_YOUR INSTRUCTIONS:_ Count how many lines contain the word "JSON". Respond with the number alone.

_EXERCISE MATERIALS:_
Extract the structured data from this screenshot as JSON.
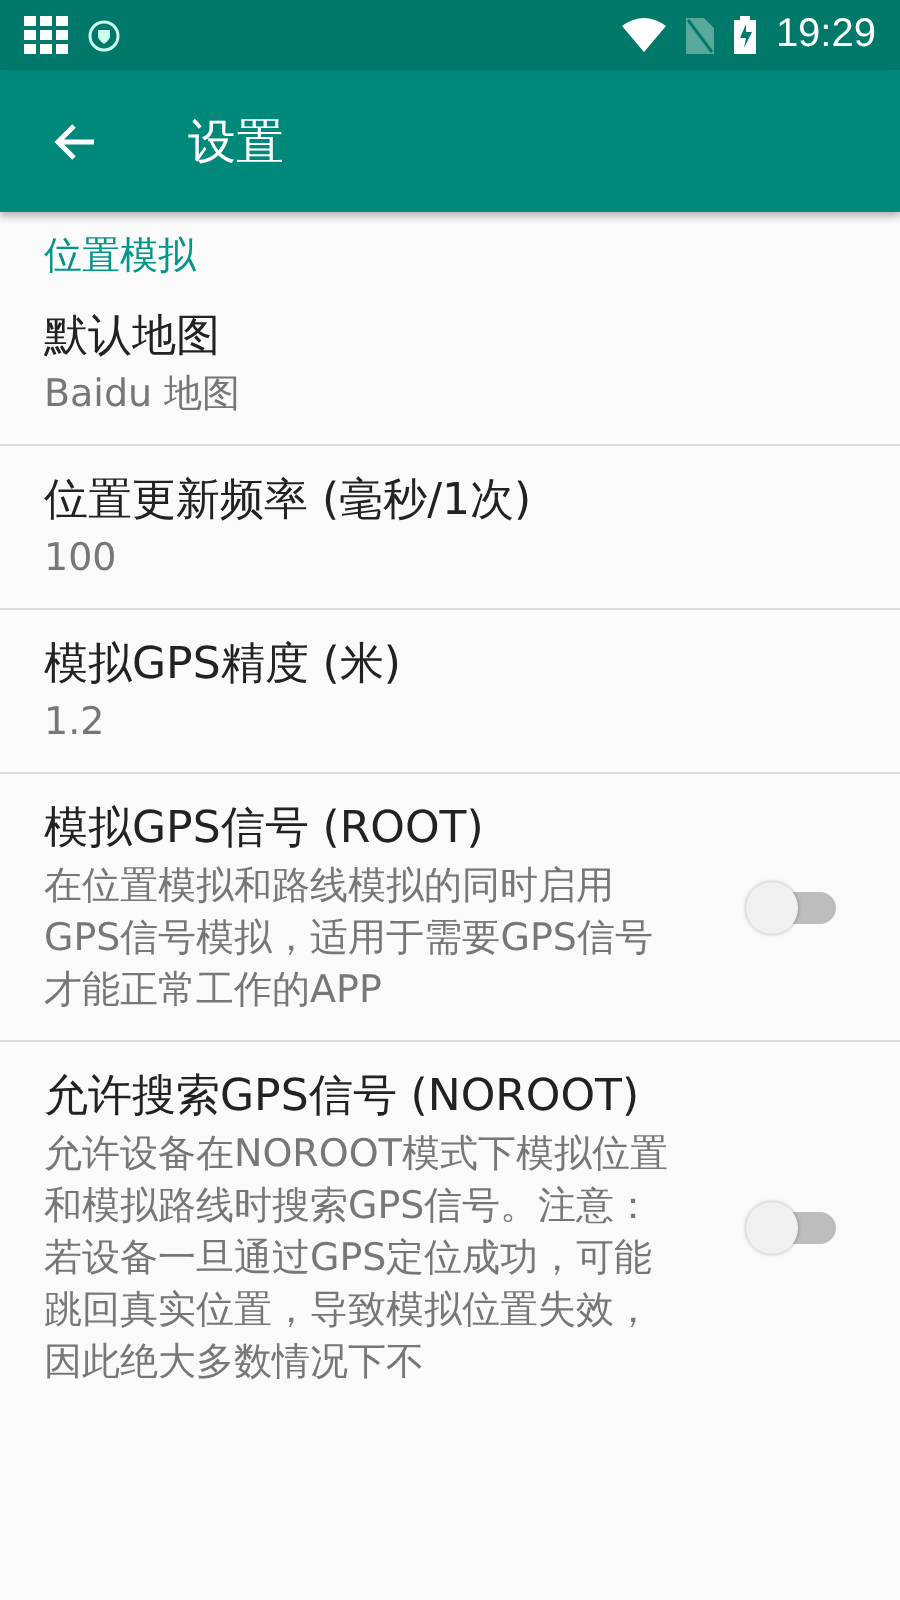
{
  "status_bar": {
    "time": "19:29"
  },
  "app_bar": {
    "title": "设置"
  },
  "category": {
    "title": "位置模拟"
  },
  "preferences": [
    {
      "kind": "text",
      "title": "默认地图",
      "summary": "Baidu 地图"
    },
    {
      "kind": "text",
      "title": "位置更新频率 (毫秒/1次)",
      "summary": "100"
    },
    {
      "kind": "text",
      "title": "模拟GPS精度 (米)",
      "summary": "1.2"
    },
    {
      "kind": "switch",
      "title": "模拟GPS信号 (ROOT)",
      "summary": "在位置模拟和路线模拟的同时启用GPS信号模拟，适用于需要GPS信号才能正常工作的APP",
      "on": false
    },
    {
      "kind": "switch",
      "title": "允许搜索GPS信号 (NOROOT)",
      "summary": "允许设备在NOROOT模式下模拟位置和模拟路线时搜索GPS信号。注意：若设备一旦通过GPS定位成功，可能跳回真实位置，导致模拟位置失效，因此绝大多数情况下不",
      "on": false
    }
  ]
}
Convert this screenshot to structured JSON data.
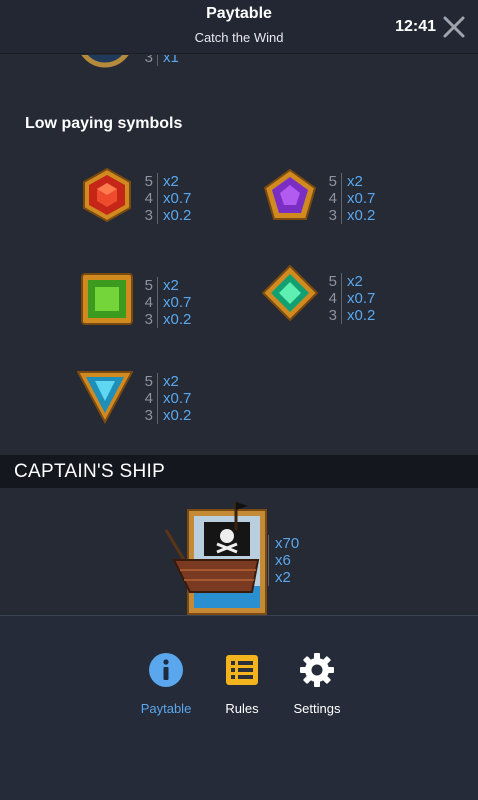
{
  "header": {
    "title": "Paytable",
    "subtitle": "Catch the Wind",
    "time": "12:41"
  },
  "top_partial_symbol": {
    "icon": "ship-wheel-symbol-icon",
    "count": "3",
    "payout": "x1"
  },
  "low_paying": {
    "title": "Low paying symbols",
    "symbols": [
      {
        "icon": "red-hexagon-gem-icon",
        "counts": [
          "5",
          "4",
          "3"
        ],
        "payouts": [
          "x2",
          "x0.7",
          "x0.2"
        ]
      },
      {
        "icon": "purple-pentagon-gem-icon",
        "counts": [
          "5",
          "4",
          "3"
        ],
        "payouts": [
          "x2",
          "x0.7",
          "x0.2"
        ]
      },
      {
        "icon": "green-square-gem-icon",
        "counts": [
          "5",
          "4",
          "3"
        ],
        "payouts": [
          "x2",
          "x0.7",
          "x0.2"
        ]
      },
      {
        "icon": "green-diamond-gem-icon",
        "counts": [
          "5",
          "4",
          "3"
        ],
        "payouts": [
          "x2",
          "x0.7",
          "x0.2"
        ]
      },
      {
        "icon": "blue-triangle-gem-icon",
        "counts": [
          "5",
          "4",
          "3"
        ],
        "payouts": [
          "x2",
          "x0.7",
          "x0.2"
        ]
      }
    ]
  },
  "captains_ship": {
    "title": "CAPTAIN'S SHIP",
    "icon": "pirate-ship-symbol-icon",
    "payouts": [
      "x70",
      "x6",
      "x2"
    ]
  },
  "footer": {
    "items": [
      {
        "label": "Paytable",
        "icon": "info-icon",
        "active": true
      },
      {
        "label": "Rules",
        "icon": "list-icon",
        "active": false
      },
      {
        "label": "Settings",
        "icon": "gear-icon",
        "active": false
      }
    ]
  },
  "colors": {
    "background": "#252a35",
    "accent": "#5aa7ee",
    "muted": "#8d93a0",
    "section_bar": "#14171e"
  }
}
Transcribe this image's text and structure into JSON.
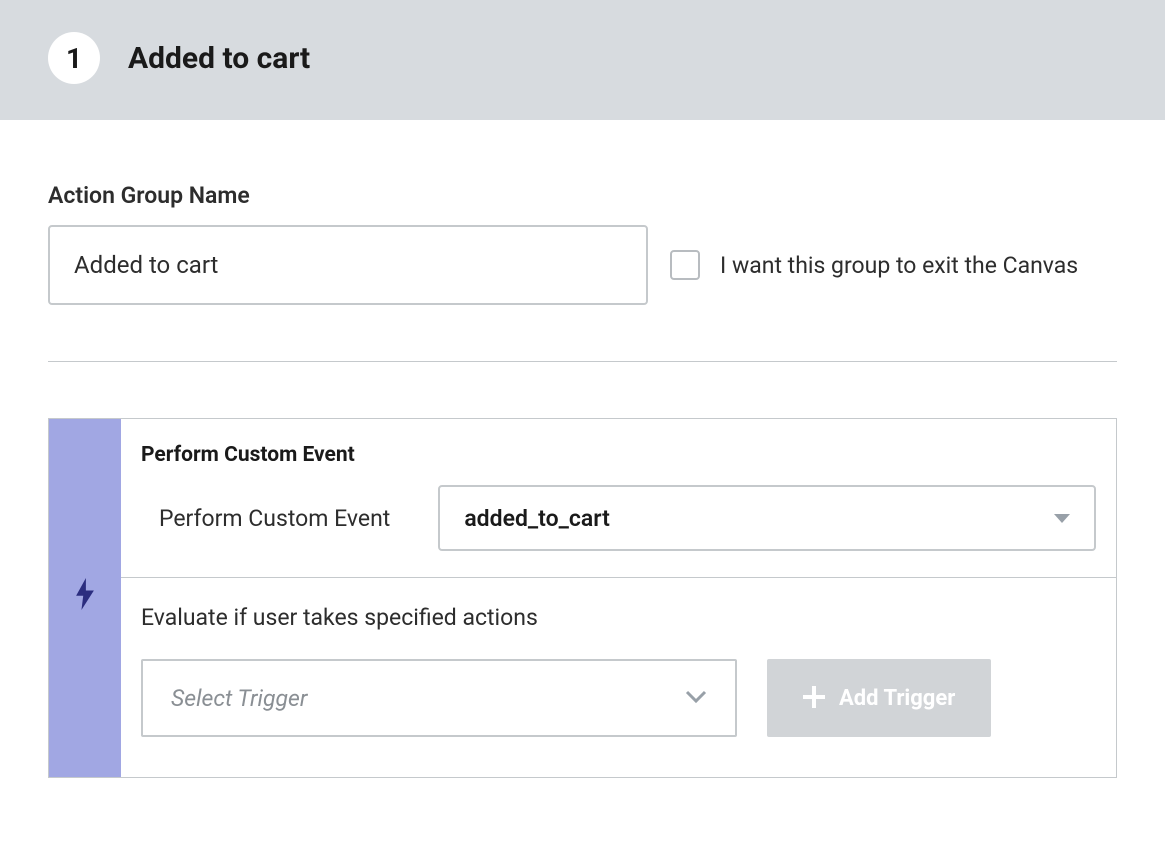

_RESPONSE:_ 3